Data items:
-----

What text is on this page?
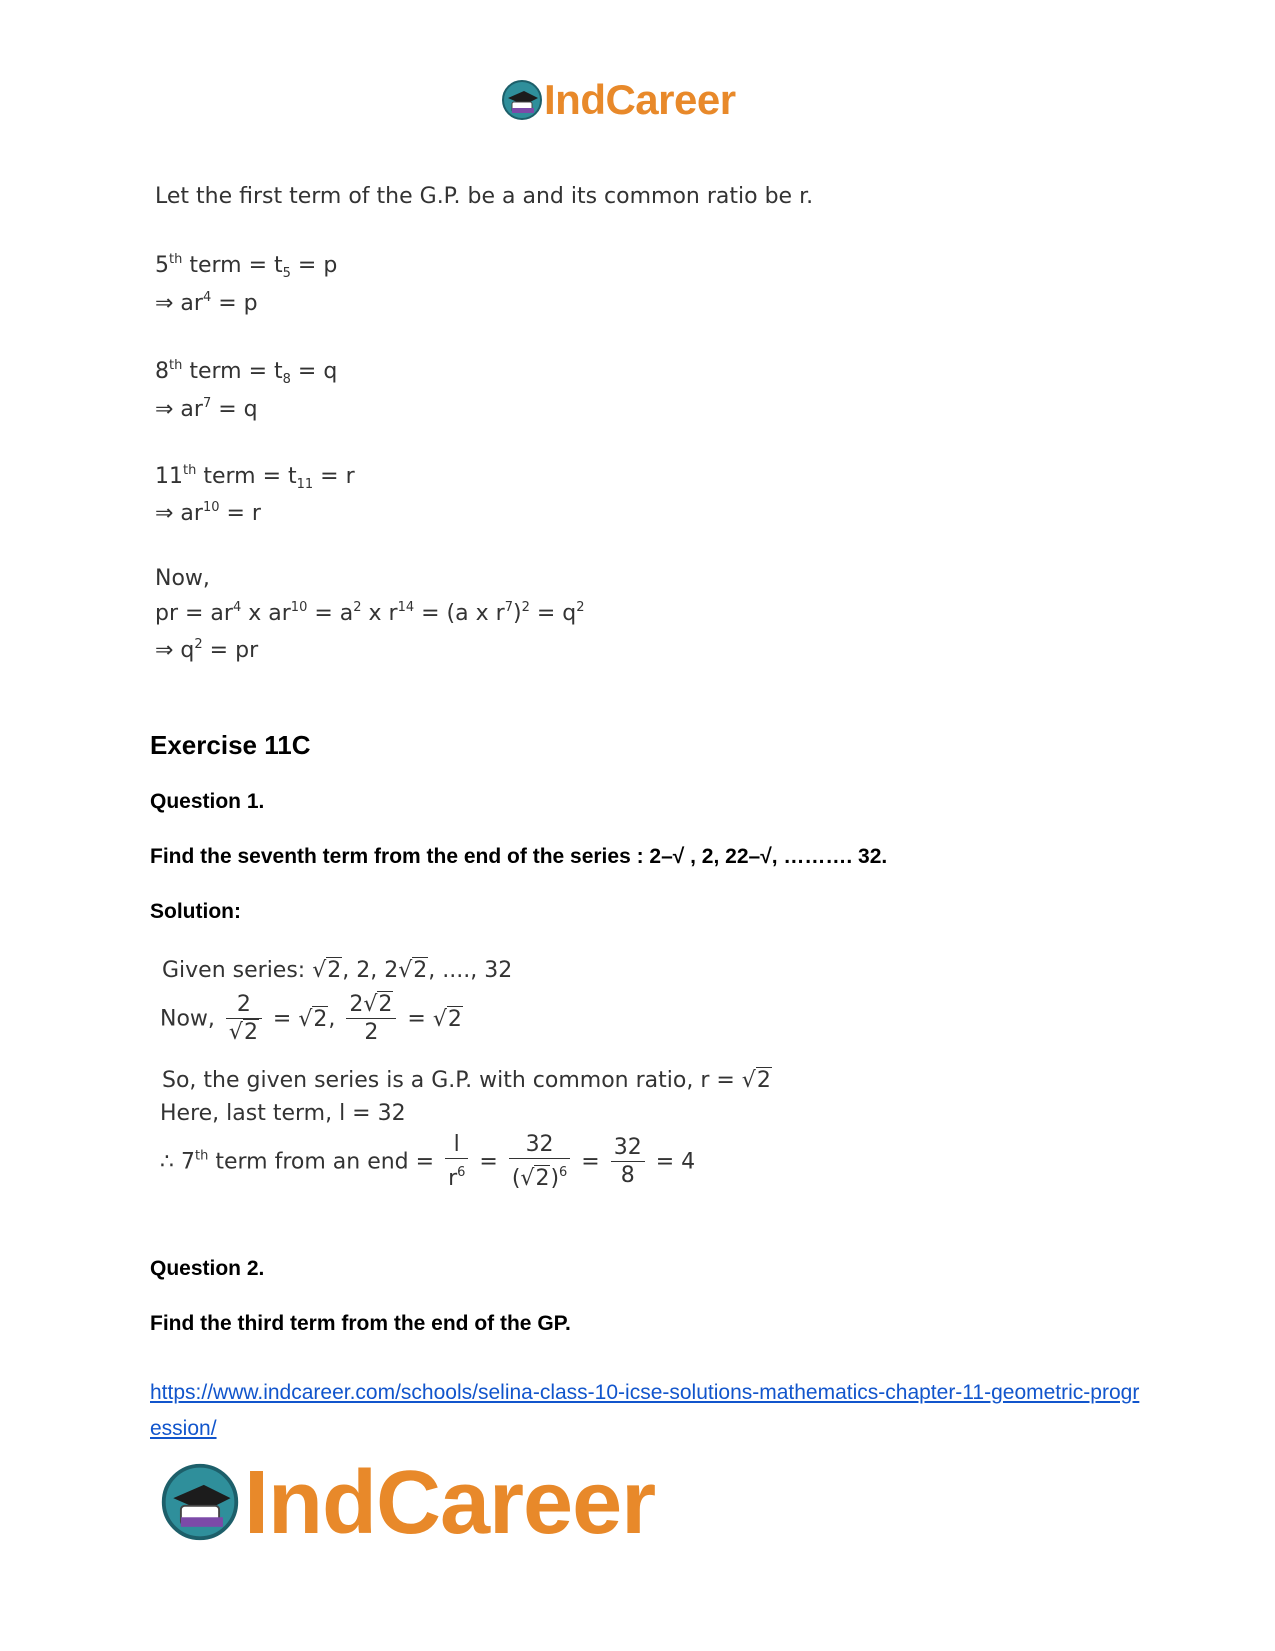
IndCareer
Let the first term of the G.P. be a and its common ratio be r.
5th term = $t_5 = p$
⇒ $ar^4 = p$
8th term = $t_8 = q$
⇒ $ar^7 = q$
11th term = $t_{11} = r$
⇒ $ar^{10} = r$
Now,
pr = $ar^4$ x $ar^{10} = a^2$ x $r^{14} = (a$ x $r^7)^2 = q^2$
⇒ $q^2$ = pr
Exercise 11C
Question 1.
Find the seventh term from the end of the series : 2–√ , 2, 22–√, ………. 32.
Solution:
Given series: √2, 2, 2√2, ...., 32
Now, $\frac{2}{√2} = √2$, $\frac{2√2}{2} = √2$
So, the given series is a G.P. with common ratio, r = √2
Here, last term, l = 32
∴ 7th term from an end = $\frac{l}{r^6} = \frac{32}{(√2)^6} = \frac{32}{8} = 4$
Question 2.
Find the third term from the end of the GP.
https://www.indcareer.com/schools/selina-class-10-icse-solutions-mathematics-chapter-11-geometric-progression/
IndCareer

-----

TASK BRIEF
Copy out each line of the listing that holds "from".

EXERCISE RESULT
Find the seventh term from the end of the series : 2–√ , 2, 22–√, ………. 32.
∴ 7th term from an end = $\frac{l}{r^6} = \frac{32}{(√2)^6} = \frac{32}{8} = 4$
Find the third term from the end of the GP.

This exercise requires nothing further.